Select, from the material below, each line with "strategii" in it.

[Stored items]
START
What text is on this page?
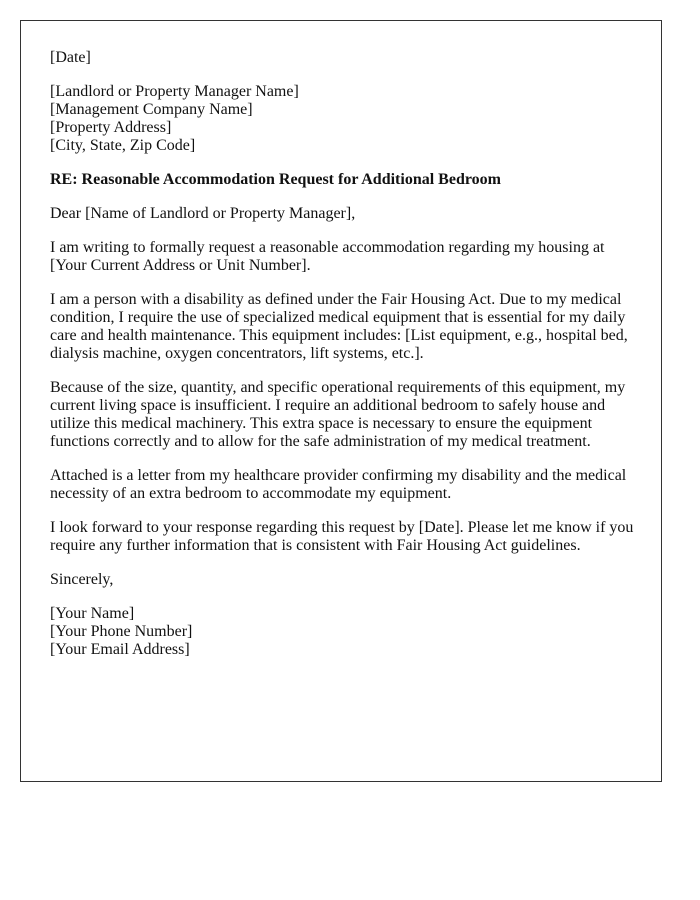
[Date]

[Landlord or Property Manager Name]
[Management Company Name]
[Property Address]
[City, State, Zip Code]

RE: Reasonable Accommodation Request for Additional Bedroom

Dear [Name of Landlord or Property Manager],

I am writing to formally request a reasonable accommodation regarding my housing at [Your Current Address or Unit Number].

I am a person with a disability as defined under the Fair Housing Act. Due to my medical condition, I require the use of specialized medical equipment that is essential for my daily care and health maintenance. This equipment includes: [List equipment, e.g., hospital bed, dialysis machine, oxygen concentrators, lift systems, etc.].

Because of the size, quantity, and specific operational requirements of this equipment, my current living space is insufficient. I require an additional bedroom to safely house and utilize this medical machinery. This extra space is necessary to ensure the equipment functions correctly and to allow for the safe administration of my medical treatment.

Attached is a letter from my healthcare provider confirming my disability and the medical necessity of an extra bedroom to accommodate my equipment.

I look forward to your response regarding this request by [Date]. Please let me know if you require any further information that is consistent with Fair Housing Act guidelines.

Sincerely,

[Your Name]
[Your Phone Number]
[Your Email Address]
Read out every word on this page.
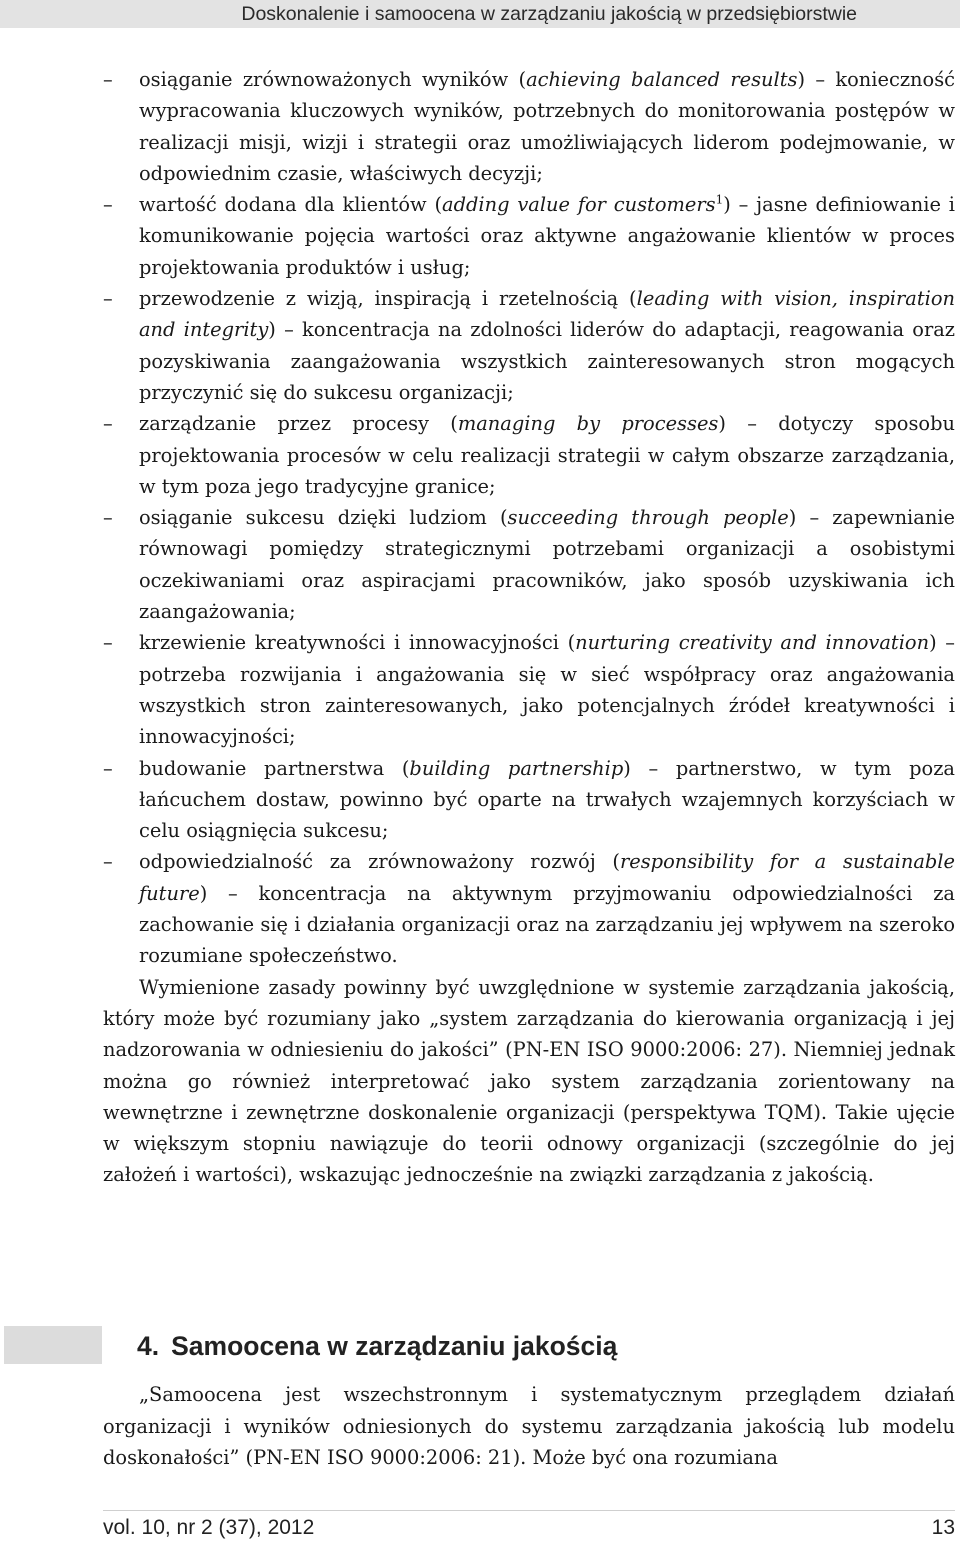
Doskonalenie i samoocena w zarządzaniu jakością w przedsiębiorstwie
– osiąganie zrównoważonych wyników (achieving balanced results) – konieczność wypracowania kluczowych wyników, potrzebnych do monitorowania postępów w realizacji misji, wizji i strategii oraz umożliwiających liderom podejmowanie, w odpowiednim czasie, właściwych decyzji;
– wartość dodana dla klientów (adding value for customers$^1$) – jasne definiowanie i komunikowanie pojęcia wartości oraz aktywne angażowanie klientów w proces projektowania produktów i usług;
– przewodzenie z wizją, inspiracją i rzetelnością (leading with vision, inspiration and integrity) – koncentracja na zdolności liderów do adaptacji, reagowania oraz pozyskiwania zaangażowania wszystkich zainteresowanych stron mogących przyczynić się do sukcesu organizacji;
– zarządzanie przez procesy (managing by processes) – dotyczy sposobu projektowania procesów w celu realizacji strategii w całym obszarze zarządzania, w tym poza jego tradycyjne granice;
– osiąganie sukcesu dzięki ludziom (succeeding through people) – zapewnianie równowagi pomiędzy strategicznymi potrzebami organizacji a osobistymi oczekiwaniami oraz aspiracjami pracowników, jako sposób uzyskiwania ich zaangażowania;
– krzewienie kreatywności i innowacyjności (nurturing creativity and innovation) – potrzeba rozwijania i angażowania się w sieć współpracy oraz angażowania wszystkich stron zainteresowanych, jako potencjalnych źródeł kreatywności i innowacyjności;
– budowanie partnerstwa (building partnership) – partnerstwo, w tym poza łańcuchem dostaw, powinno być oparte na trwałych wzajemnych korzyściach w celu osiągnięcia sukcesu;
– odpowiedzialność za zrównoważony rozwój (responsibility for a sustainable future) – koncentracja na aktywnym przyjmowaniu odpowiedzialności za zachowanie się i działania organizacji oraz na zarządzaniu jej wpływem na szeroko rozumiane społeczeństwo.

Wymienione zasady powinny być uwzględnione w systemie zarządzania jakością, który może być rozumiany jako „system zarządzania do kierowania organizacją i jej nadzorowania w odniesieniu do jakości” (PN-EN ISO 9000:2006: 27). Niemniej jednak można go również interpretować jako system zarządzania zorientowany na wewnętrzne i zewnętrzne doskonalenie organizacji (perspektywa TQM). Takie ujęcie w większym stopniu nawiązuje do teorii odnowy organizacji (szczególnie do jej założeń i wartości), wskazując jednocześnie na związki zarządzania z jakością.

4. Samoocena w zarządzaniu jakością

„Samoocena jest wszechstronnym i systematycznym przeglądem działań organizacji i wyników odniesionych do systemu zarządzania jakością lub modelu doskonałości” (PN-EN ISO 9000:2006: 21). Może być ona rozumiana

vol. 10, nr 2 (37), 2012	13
END
*Worked solution*
– osiąganie zrównoważonych wyników (achieving balanced results) – konieczność wypracowania kluczowych wyników, potrzebnych do monitorowania postępów w realizacji misji, wizji i strategii oraz umożliwiających liderom podejmowanie, w odpowiednim czasie, właściwych decyzji;
– zarządzanie przez procesy (managing by processes) – dotyczy sposobu projektowania procesów w celu realizacji strategii w całym obszarze zarządzania, w tym poza jego tradycyjne granice;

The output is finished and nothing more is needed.